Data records
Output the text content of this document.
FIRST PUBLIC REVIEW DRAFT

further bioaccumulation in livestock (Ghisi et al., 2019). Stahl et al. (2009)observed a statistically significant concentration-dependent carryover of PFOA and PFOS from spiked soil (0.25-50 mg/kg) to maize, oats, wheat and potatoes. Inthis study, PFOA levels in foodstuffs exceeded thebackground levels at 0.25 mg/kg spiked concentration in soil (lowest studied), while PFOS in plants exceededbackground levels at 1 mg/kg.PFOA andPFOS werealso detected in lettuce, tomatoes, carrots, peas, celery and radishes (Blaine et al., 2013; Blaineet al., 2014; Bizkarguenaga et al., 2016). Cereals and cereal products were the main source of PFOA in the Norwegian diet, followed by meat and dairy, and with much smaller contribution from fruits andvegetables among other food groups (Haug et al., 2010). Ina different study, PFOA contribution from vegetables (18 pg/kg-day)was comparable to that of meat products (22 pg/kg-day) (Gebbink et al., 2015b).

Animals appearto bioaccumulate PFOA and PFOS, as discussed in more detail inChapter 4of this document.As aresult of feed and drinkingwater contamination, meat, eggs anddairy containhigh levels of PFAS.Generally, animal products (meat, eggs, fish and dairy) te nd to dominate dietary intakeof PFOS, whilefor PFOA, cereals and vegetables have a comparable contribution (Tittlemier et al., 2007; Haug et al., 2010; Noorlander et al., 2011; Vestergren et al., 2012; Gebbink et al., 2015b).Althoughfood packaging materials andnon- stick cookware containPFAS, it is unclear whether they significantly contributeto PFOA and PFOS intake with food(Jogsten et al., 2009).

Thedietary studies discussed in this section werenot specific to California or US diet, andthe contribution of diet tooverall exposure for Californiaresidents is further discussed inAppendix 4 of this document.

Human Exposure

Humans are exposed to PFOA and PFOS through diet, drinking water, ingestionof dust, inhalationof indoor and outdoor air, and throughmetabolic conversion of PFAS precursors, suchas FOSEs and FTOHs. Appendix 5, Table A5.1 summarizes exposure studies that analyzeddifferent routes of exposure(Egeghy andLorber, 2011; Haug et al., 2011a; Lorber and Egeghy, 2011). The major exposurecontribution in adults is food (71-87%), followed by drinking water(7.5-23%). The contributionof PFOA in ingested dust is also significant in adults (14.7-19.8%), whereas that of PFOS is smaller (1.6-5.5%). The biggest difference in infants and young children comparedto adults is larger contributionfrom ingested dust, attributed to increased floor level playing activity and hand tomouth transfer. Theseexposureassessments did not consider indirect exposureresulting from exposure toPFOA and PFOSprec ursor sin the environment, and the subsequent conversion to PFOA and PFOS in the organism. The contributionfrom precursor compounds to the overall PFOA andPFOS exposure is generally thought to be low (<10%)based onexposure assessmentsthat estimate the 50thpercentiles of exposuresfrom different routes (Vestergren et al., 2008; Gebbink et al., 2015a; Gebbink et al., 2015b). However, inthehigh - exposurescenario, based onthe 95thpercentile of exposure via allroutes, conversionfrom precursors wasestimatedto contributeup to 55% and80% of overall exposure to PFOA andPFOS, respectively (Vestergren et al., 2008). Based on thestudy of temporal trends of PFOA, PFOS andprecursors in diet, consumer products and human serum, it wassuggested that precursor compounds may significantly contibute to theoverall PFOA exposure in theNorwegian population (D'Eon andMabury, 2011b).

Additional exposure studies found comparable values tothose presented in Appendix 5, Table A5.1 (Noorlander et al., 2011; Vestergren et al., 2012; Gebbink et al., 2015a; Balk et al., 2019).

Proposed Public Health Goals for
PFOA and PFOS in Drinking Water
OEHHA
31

◆ **EXERCISE PROMPT**: Show all lines from the records above where the word "discussed" occurs.

◆ **FINISHED ANSWER**:
Animals appearto bioaccumulate PFOA and PFOS, as discussed in more detail inChapter 4of this document.As aresult of feed and drinkingwater contamination, meat, eggs anddairy containhigh levels of PFAS.Generally, animal products (meat, eggs, fish and dairy) te nd to dominate dietary intakeof PFOS, whilefor PFOA, cereals and vegetables have a comparable contribution (Tittlemier et al., 2007; Haug et al., 2010; Noorlander et al., 2011; Vestergren et al., 2012; Gebbink et al., 2015b).Althoughfood packaging materials andnon- stick cookware containPFAS, it is unclear whether they significantly contributeto PFOA and PFOS intake with food(Jogsten et al., 2009).
Thedietary studies discussed in this section werenot specific to California or US diet, andthe contribution of diet tooverall exposure for Californiaresidents is further discussed inAppendix 4 of this document.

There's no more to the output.